Look through the entries and report how many lines include the word "tube". Give the number alone.

INPUT MATERIAL.
☆ ☆ ☆ ☆

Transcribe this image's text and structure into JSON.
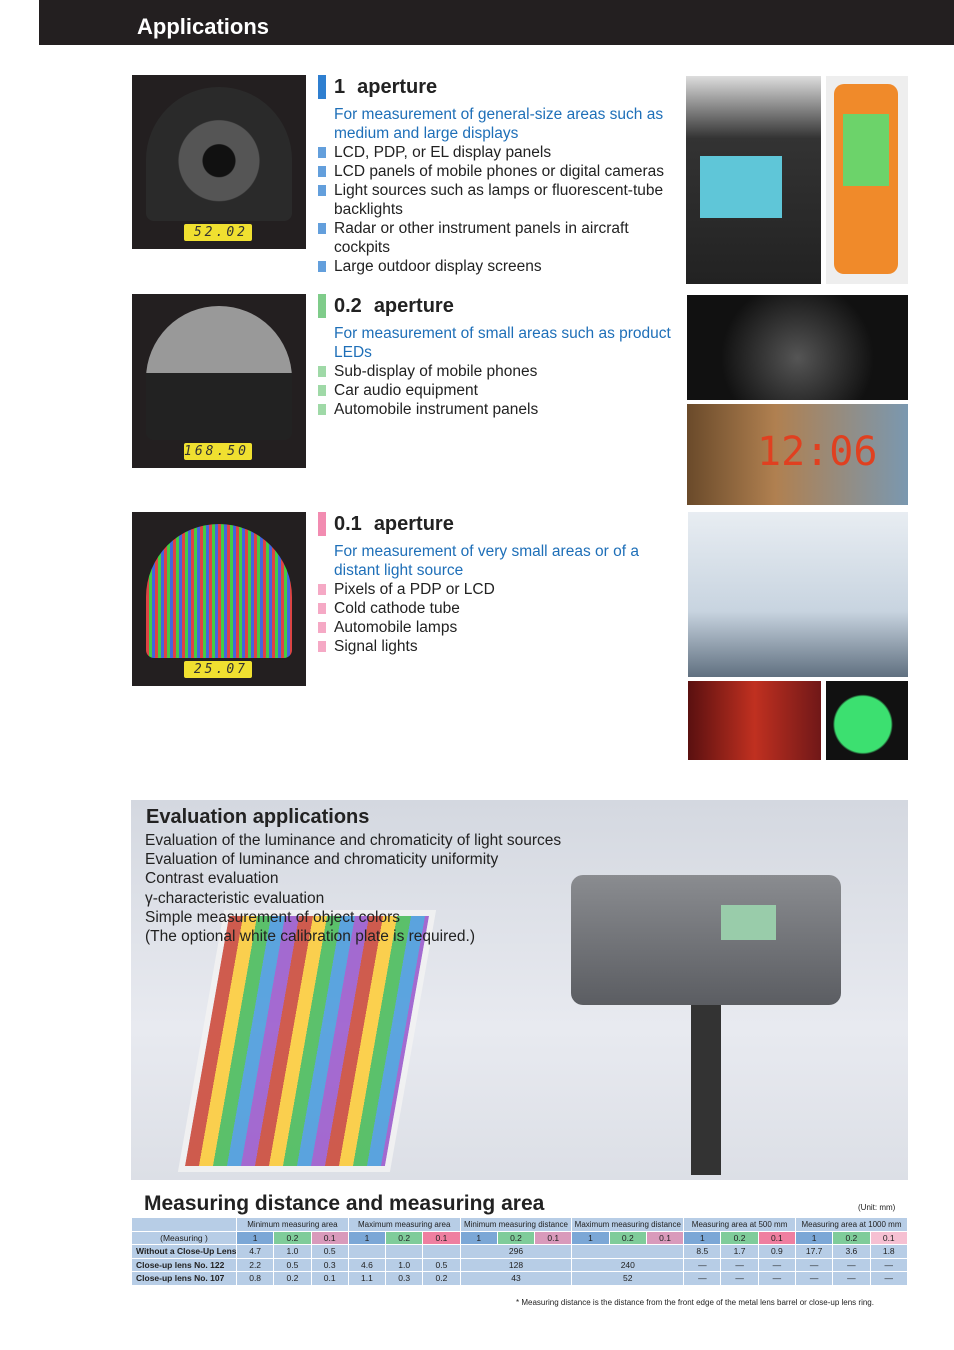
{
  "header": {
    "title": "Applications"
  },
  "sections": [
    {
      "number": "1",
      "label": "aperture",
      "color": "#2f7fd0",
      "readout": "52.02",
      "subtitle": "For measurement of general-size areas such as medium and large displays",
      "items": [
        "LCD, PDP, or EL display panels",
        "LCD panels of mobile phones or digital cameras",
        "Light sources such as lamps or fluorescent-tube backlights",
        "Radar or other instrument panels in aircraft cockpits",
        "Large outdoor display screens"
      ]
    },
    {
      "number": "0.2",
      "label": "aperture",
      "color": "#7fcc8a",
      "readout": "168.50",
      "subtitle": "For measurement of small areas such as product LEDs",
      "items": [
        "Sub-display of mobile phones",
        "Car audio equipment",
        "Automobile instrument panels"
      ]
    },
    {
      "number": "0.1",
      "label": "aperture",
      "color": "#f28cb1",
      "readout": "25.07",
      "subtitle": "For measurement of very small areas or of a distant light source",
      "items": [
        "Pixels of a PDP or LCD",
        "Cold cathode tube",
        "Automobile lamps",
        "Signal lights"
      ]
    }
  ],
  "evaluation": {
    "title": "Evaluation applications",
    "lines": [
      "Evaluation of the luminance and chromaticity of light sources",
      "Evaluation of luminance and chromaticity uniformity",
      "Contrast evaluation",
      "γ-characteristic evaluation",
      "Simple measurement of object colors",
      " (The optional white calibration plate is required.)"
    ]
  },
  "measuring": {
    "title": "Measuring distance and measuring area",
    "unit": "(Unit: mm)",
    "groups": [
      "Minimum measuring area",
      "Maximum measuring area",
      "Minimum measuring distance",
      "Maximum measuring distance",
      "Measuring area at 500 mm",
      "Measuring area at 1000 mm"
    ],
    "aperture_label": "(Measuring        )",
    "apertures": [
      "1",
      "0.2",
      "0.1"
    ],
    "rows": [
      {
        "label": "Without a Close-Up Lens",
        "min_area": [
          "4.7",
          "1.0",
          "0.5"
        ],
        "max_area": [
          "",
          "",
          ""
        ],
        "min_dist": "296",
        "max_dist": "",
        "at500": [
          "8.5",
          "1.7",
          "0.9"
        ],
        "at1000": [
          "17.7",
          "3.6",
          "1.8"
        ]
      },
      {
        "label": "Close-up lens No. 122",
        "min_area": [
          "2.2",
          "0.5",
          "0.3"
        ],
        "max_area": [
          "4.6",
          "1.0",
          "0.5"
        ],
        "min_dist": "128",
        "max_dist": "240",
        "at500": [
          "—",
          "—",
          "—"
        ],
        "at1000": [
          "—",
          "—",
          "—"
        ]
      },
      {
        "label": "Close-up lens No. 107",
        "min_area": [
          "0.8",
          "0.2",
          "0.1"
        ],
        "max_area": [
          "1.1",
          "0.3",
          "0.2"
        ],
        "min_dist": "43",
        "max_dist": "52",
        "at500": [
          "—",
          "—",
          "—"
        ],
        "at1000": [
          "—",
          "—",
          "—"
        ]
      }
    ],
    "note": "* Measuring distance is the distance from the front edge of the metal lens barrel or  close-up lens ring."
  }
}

☆ ☆ ☆ ☆

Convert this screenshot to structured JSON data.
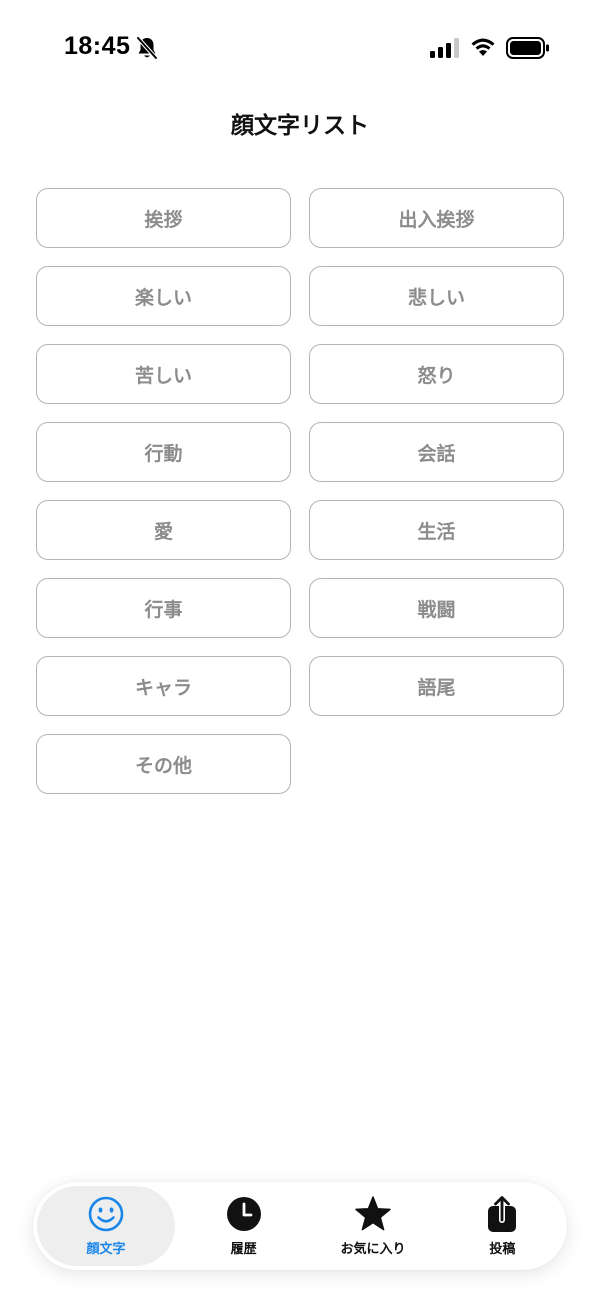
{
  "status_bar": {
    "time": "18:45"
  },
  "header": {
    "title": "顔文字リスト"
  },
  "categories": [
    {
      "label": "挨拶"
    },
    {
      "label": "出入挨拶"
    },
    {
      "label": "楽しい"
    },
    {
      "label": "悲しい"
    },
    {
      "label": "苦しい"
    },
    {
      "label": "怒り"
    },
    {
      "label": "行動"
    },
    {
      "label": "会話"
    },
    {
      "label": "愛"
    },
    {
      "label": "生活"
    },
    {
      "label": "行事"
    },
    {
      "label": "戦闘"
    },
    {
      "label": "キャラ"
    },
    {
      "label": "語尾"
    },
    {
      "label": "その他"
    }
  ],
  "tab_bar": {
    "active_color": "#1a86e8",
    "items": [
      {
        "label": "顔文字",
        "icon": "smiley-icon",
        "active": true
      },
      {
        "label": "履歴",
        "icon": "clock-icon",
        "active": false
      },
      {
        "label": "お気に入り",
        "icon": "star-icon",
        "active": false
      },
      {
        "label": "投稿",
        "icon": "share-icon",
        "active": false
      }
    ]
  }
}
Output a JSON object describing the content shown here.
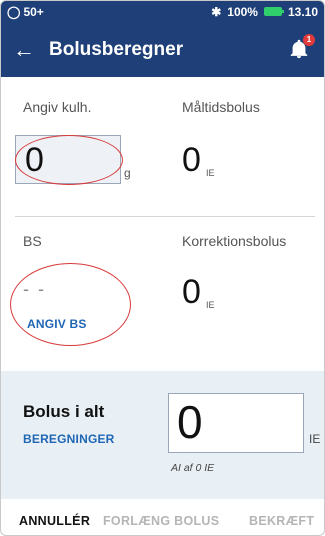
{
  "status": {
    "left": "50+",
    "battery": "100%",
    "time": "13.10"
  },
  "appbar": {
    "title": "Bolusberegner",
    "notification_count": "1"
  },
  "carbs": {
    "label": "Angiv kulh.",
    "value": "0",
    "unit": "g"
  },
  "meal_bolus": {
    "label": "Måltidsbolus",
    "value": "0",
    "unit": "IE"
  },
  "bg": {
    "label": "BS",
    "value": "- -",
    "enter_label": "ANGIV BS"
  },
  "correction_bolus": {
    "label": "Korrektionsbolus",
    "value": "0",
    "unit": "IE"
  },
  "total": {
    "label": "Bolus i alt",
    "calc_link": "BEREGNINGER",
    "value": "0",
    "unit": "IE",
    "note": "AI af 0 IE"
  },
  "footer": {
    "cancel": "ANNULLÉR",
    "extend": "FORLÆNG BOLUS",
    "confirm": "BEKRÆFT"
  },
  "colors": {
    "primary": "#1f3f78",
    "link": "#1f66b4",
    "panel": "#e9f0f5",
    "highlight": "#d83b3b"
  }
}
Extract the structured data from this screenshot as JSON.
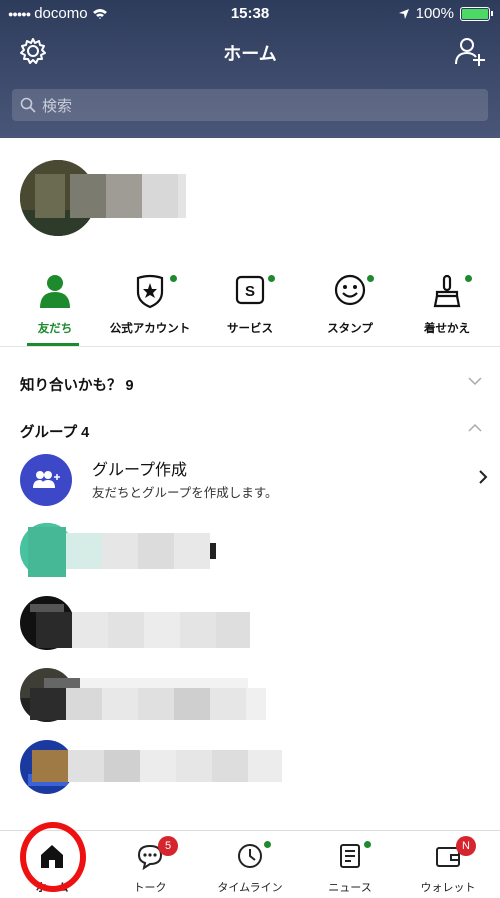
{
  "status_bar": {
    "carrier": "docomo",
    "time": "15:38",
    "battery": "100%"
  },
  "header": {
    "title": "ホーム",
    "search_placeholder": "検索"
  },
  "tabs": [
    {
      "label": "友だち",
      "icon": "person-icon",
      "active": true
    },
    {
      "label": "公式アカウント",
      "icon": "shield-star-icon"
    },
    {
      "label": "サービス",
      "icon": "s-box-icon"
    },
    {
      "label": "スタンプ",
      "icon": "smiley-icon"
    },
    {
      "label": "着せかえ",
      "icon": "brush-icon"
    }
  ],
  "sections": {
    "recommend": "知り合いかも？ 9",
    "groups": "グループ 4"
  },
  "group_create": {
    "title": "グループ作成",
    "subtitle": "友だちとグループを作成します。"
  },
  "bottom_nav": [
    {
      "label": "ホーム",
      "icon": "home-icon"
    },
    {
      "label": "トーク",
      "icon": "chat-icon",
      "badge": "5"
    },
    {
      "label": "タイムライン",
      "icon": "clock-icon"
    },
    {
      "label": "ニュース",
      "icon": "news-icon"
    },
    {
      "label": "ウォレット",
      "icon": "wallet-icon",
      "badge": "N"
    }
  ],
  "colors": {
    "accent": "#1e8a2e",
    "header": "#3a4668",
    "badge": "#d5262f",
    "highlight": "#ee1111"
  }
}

☆ ☆ ☆ ☆

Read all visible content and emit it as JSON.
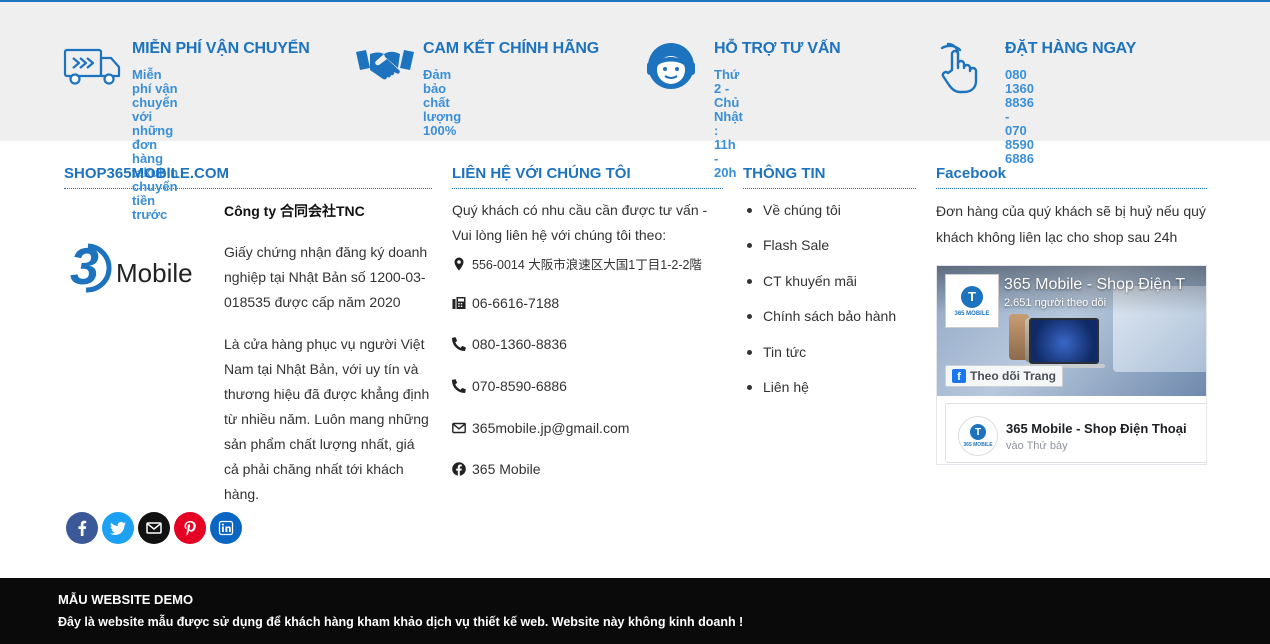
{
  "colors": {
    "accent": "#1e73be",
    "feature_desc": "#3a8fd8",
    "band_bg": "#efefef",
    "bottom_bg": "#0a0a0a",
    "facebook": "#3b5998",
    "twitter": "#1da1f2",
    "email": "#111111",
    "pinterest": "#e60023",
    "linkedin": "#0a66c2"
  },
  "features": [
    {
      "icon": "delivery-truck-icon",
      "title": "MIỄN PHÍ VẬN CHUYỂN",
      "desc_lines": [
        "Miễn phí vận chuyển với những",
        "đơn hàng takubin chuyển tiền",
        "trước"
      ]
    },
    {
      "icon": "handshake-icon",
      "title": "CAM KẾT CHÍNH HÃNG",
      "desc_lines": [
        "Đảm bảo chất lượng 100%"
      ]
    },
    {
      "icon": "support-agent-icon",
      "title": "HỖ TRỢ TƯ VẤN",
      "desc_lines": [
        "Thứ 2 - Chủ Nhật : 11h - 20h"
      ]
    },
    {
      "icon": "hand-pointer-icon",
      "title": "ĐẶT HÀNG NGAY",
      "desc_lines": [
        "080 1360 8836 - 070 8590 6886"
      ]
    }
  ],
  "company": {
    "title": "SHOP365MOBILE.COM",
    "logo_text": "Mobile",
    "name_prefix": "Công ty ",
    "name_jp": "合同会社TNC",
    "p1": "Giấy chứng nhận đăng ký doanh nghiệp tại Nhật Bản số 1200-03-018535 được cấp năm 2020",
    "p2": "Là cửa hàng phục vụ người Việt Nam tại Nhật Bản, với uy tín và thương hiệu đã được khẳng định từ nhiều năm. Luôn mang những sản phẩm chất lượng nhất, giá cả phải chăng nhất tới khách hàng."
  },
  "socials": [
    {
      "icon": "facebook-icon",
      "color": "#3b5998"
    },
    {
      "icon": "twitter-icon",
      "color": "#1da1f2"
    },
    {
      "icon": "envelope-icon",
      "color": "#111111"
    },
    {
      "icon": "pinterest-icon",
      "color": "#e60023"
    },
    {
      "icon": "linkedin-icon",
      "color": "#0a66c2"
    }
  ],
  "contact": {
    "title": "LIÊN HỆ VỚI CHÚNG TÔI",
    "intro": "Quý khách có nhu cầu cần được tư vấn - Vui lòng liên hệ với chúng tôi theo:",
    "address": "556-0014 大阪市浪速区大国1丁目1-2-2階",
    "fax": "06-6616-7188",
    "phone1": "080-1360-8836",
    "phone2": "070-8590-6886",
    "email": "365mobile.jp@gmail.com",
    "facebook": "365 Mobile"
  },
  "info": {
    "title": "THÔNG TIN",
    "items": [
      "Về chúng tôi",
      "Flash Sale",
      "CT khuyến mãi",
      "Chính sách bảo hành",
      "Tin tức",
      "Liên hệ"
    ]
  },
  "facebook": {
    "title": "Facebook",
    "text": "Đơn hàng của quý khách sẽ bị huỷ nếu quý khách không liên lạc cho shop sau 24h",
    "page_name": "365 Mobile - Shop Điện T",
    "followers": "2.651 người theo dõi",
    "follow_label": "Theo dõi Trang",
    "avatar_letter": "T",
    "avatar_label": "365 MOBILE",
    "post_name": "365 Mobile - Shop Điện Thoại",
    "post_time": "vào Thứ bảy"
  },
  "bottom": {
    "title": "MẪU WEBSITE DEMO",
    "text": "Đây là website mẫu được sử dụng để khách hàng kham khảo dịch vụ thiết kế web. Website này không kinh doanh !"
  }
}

☆ ☆ ☆ ☆

ANSWER IN FULL. 2